Within the records below, find each line that holds the string "this", then copy it.

[Figure record extracts]
* start *
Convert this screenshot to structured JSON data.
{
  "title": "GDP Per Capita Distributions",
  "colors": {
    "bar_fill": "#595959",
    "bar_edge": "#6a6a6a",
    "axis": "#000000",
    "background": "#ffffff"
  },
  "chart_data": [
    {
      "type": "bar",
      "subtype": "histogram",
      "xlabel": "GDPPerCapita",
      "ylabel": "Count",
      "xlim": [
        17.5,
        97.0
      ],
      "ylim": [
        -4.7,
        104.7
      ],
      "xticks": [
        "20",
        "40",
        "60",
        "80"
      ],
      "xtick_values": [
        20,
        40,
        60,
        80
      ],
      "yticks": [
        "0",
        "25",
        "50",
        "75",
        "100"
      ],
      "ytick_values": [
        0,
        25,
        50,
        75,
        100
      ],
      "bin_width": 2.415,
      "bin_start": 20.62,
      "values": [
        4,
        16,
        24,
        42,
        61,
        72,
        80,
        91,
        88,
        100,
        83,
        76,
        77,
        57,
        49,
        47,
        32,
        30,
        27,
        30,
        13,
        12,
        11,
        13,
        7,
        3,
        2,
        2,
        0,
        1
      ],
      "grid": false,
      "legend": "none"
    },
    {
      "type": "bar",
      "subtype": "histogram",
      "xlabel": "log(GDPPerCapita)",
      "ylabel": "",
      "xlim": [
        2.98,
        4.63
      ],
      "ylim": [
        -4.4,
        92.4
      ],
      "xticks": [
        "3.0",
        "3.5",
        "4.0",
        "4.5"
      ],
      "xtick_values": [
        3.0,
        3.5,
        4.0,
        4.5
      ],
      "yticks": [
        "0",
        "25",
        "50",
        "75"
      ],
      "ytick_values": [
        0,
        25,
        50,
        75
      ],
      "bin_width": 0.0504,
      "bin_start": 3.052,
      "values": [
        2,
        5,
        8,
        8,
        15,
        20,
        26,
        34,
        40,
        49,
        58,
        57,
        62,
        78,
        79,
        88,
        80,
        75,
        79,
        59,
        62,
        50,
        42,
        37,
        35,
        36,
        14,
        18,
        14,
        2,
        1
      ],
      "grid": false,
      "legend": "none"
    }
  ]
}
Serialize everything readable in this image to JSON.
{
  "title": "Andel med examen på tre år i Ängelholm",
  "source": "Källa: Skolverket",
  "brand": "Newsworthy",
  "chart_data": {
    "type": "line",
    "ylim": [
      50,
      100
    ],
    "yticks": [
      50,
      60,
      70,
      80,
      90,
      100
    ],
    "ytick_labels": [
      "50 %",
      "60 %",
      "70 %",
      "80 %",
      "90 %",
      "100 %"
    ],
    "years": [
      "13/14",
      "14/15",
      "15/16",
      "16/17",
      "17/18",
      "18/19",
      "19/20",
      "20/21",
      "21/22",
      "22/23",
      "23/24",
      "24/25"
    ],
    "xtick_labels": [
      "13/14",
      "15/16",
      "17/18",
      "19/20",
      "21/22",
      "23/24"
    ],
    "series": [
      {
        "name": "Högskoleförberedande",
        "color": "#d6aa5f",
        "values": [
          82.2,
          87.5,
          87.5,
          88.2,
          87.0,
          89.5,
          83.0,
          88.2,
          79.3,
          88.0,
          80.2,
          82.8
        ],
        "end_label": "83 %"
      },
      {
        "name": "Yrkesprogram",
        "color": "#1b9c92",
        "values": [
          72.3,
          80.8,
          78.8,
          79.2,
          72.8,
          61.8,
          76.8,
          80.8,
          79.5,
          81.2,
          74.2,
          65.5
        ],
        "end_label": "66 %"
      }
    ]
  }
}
* end *
- **Exercise answer**
Convert this screenshot to structured JSON data.
Serialize everything readable in this image to JSON.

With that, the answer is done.